Written request: Starting at the line that contains "Give me a plain-text", print every remaining line of the entries, unchanged, and output nothing more.

Dataset records:
>>

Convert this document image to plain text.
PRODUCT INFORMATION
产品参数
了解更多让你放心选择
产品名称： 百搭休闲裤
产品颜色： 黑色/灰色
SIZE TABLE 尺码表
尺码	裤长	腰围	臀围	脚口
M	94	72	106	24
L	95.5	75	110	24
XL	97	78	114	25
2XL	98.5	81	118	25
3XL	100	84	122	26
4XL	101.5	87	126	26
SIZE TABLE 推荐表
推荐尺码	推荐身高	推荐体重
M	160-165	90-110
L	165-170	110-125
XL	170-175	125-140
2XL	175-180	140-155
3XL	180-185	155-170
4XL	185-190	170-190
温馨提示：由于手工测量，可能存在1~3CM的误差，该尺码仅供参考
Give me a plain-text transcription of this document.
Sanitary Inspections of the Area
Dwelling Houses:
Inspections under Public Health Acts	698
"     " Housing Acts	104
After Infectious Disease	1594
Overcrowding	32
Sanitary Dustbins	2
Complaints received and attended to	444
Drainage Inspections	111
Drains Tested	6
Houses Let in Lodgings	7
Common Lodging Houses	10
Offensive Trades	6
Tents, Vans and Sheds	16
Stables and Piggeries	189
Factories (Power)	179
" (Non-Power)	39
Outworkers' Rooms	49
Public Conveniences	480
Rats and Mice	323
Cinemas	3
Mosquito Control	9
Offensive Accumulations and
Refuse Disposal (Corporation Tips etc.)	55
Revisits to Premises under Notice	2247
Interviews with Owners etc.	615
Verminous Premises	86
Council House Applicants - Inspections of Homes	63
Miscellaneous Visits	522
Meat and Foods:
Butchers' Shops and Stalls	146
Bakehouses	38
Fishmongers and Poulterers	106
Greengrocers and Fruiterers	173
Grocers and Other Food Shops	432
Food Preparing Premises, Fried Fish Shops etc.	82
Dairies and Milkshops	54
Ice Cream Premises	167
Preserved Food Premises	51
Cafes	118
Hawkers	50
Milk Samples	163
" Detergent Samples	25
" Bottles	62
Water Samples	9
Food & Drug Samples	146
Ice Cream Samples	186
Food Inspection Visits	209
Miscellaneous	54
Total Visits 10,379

<<

Final answer:
Give me a plain-text transcription of this document.
Sanitary Inspections of the Area
Dwelling Houses:
Inspections under Public Health Acts	698
"     " Housing Acts	104
After Infectious Disease	1594
Overcrowding	32
Sanitary Dustbins	2
Complaints received and attended to	444
Drainage Inspections	111
Drains Tested	6
Houses Let in Lodgings	7
Common Lodging Houses	10
Offensive Trades	6
Tents, Vans and Sheds	16
Stables and Piggeries	189
Factories (Power)	179
" (Non-Power)	39
Outworkers' Rooms	49
Public Conveniences	480
Rats and Mice	323
Cinemas	3
Mosquito Control	9
Offensive Accumulations and
Refuse Disposal (Corporation Tips etc.)	55
Revisits to Premises under Notice	2247
Interviews with Owners etc.	615
Verminous Premises	86
Council House Applicants - Inspections of Homes	63
Miscellaneous Visits	522
Meat and Foods:
Butchers' Shops and Stalls	146
Bakehouses	38
Fishmongers and Poulterers	106
Greengrocers and Fruiterers	173
Grocers and Other Food Shops	432
Food Preparing Premises, Fried Fish Shops etc.	82
Dairies and Milkshops	54
Ice Cream Premises	167
Preserved Food Premises	51
Cafes	118
Hawkers	50
Milk Samples	163
" Detergent Samples	25
" Bottles	62
Water Samples	9
Food & Drug Samples	146
Ice Cream Samples	186
Food Inspection Visits	209
Miscellaneous	54
Total Visits 10,379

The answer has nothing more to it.